▸ **Your task**:
Your task is to locate every line holding the string "Moyses" and to copy each of them.
____ Record list
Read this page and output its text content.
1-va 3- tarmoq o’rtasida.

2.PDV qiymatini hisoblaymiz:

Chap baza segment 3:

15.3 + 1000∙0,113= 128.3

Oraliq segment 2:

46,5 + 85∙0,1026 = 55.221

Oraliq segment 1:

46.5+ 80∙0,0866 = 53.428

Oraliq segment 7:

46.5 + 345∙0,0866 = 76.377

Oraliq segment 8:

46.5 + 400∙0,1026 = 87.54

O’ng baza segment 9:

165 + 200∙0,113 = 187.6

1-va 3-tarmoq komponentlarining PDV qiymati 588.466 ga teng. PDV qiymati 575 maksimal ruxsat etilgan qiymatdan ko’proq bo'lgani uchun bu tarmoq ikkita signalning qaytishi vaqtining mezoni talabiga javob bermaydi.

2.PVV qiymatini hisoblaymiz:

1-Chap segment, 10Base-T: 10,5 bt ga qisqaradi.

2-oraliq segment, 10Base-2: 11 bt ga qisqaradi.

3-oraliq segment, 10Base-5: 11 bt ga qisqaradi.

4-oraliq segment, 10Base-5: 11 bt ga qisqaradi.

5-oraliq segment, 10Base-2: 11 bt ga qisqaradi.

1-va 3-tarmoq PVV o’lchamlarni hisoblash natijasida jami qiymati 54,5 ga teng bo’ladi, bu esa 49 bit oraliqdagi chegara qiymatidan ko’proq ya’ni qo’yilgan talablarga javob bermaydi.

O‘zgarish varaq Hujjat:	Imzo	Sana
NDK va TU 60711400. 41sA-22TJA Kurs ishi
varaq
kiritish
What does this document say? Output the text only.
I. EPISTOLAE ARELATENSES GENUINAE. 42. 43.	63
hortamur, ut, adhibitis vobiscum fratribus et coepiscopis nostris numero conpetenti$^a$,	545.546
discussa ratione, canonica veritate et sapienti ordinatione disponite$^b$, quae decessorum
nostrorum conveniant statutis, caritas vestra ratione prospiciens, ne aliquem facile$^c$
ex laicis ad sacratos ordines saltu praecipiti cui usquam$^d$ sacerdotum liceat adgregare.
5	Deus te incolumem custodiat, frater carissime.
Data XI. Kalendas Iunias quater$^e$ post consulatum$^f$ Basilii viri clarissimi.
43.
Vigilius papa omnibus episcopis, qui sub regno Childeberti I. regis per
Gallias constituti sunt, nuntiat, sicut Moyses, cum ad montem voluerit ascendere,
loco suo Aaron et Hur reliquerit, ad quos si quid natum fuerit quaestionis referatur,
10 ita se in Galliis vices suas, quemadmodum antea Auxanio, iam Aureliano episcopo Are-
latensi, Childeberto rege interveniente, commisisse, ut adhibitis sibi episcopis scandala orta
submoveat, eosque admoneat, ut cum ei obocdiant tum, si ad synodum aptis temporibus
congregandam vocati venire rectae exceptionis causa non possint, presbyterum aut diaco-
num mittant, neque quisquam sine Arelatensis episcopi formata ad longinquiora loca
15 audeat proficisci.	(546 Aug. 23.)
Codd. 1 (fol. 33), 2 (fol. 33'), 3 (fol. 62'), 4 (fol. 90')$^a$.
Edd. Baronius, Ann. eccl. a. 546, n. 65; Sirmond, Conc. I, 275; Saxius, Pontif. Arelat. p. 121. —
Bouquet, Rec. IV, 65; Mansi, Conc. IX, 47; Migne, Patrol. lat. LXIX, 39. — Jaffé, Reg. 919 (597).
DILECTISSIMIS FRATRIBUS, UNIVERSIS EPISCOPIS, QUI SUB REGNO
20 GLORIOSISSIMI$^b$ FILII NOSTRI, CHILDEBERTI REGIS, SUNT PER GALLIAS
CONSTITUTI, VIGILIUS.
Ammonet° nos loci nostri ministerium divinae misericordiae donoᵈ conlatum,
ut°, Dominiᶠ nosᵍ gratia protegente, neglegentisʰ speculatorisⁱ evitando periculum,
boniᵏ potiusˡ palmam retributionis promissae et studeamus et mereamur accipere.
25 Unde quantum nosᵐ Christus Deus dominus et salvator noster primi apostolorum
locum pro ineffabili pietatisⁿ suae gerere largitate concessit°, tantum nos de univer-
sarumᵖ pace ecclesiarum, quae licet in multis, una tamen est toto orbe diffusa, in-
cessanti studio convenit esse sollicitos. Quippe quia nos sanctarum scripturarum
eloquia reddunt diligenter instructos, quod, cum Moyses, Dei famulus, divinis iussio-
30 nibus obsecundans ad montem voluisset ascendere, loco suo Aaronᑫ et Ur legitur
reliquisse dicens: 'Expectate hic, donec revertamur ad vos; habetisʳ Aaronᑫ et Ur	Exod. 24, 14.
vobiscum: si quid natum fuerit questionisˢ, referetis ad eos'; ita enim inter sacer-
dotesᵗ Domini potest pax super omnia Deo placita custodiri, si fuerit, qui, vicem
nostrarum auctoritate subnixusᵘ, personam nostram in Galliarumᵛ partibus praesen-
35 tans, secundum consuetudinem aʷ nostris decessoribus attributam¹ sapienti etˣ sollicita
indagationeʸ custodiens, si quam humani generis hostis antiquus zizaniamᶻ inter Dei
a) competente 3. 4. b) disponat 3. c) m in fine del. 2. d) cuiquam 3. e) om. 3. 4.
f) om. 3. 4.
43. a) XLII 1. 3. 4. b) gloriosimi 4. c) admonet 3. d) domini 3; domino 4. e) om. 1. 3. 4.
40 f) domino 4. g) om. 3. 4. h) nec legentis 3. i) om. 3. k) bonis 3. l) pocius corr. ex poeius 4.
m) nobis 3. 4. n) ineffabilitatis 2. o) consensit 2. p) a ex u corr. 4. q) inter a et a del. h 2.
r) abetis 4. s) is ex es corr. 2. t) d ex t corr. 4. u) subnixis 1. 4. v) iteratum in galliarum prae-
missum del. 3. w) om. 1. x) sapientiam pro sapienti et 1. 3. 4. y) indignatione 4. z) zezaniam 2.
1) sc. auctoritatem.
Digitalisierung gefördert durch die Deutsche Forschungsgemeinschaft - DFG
________
▸ **Solution**:
Gallias constituti sunt, nuntiat, sicut Moyses, cum ad montem voluerit ascendere,
eloquia reddunt diligenter instructos, quod, cum Moyses, Dei famulus, divinis iussio-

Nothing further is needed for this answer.